> **Task prompt**
Find every line in the records below that holds the word "none", and copy each one.

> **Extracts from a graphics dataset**

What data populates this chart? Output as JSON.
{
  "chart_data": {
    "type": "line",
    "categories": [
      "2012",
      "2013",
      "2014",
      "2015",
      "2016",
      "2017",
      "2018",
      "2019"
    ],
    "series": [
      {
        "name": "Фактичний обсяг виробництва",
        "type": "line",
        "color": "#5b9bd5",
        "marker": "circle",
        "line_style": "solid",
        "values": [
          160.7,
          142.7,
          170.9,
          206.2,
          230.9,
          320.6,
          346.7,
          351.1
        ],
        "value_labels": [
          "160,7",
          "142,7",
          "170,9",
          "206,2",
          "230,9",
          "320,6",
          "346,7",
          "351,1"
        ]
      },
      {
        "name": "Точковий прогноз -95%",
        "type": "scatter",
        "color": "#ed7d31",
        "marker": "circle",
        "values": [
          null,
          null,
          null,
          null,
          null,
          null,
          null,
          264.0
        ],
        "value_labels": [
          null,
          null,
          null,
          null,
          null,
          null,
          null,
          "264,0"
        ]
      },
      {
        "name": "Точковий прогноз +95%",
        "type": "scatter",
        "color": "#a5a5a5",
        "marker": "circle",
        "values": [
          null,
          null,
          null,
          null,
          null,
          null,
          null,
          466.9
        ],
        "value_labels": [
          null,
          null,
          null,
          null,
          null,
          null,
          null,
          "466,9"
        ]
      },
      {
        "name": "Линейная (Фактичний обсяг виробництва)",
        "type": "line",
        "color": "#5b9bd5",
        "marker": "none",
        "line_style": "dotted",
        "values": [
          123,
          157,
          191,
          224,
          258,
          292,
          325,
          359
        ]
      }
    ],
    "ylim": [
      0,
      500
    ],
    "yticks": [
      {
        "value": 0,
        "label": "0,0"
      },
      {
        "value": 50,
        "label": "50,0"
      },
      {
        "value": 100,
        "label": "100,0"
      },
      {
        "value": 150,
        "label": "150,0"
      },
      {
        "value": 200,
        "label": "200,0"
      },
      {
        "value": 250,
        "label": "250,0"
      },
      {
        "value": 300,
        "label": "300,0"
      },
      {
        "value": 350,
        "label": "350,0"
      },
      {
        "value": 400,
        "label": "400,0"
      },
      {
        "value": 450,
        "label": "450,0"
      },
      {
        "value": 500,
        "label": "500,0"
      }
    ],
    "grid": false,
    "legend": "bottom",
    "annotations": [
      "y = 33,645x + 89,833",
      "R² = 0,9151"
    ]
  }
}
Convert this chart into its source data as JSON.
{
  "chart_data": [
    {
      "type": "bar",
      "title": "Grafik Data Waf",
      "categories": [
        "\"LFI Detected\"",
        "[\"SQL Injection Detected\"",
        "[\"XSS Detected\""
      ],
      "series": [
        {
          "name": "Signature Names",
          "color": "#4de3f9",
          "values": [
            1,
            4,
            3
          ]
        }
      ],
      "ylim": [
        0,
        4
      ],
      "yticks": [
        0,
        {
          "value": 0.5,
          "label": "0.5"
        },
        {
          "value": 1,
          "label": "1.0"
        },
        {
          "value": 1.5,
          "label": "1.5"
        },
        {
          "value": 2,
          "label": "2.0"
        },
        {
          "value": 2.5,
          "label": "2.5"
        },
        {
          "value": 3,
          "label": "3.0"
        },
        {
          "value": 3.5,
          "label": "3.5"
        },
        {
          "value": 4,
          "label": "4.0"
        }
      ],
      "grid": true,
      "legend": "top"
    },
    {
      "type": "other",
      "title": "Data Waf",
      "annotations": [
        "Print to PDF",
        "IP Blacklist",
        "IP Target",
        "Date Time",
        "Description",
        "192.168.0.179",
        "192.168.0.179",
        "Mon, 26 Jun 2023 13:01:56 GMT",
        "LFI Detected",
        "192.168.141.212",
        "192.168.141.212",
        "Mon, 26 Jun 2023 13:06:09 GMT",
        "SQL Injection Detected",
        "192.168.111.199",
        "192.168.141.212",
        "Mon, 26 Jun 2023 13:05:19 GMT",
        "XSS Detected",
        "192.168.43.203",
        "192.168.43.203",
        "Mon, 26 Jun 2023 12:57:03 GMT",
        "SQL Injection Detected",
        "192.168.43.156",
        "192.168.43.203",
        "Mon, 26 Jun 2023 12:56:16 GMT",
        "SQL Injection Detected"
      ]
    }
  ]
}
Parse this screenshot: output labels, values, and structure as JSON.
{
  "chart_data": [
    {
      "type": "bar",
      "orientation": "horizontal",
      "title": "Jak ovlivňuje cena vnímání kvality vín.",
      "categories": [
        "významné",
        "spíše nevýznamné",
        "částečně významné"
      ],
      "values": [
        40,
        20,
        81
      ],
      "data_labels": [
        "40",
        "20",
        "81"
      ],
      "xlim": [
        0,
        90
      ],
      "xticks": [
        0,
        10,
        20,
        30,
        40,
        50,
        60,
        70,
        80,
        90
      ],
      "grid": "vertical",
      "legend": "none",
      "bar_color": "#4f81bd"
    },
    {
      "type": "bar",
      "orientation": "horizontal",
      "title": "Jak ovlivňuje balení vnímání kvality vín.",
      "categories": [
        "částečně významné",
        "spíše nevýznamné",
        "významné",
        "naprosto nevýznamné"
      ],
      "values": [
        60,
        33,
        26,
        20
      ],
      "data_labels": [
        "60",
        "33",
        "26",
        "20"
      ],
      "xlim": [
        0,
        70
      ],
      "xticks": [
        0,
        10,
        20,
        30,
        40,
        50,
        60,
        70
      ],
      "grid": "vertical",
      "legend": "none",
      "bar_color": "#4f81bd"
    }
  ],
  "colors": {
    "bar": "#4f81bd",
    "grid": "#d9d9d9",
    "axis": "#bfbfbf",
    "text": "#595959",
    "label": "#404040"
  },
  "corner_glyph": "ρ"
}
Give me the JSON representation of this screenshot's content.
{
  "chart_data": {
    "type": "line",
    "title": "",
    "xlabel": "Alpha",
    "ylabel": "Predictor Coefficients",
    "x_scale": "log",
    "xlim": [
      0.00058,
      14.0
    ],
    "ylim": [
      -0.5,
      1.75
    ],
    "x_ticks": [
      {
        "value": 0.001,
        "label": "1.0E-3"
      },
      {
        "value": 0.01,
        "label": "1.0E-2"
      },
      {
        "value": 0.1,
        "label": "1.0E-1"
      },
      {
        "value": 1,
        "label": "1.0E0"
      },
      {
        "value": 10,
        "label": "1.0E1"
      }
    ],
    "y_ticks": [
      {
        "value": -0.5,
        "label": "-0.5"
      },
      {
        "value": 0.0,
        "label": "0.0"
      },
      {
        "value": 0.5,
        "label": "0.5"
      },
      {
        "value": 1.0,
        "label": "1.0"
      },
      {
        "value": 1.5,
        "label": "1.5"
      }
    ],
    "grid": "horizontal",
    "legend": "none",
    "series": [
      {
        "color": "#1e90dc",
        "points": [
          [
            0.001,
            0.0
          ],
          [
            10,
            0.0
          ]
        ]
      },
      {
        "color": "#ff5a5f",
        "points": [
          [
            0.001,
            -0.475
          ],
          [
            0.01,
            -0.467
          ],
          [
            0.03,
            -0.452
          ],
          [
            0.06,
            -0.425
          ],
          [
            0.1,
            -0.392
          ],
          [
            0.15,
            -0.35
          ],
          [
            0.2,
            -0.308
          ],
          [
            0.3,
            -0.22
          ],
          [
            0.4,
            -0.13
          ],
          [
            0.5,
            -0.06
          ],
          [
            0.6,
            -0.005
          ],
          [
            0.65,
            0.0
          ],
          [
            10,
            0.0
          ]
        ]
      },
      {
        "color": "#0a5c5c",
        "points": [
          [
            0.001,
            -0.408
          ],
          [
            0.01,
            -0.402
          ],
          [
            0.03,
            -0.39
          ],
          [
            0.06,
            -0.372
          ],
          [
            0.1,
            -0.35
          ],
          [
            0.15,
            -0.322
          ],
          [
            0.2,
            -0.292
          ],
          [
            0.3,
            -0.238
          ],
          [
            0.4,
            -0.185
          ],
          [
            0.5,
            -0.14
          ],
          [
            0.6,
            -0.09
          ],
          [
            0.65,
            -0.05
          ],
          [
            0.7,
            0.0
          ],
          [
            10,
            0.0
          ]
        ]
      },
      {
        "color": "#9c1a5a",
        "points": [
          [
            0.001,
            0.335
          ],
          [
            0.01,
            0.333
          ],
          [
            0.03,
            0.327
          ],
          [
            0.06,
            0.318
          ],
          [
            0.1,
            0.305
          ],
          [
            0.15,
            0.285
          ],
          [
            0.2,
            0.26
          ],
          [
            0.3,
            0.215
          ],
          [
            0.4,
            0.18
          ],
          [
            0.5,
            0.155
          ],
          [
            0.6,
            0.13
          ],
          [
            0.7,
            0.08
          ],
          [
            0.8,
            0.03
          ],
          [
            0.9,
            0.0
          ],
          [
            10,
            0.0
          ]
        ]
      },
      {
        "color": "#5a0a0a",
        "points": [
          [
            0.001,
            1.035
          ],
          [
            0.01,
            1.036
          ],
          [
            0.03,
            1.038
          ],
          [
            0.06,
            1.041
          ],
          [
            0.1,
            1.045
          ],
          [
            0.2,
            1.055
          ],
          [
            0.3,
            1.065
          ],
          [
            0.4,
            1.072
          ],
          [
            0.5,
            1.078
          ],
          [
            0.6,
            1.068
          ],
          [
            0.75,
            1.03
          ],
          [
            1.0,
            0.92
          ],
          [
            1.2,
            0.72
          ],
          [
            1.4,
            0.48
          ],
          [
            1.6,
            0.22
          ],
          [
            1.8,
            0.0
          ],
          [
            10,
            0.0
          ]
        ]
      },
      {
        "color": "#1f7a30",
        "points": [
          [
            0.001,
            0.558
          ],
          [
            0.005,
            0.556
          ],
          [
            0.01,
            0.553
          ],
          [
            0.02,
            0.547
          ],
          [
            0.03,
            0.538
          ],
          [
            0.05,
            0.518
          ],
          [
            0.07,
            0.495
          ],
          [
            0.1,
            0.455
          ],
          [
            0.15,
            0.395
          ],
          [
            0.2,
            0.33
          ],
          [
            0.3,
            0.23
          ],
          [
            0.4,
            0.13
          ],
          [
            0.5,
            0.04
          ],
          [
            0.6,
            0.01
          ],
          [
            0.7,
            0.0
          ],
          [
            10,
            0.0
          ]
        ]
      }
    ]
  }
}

> **Response**
        "marker": "none",
      "legend": "none",
      "legend": "none",
    "legend": "none",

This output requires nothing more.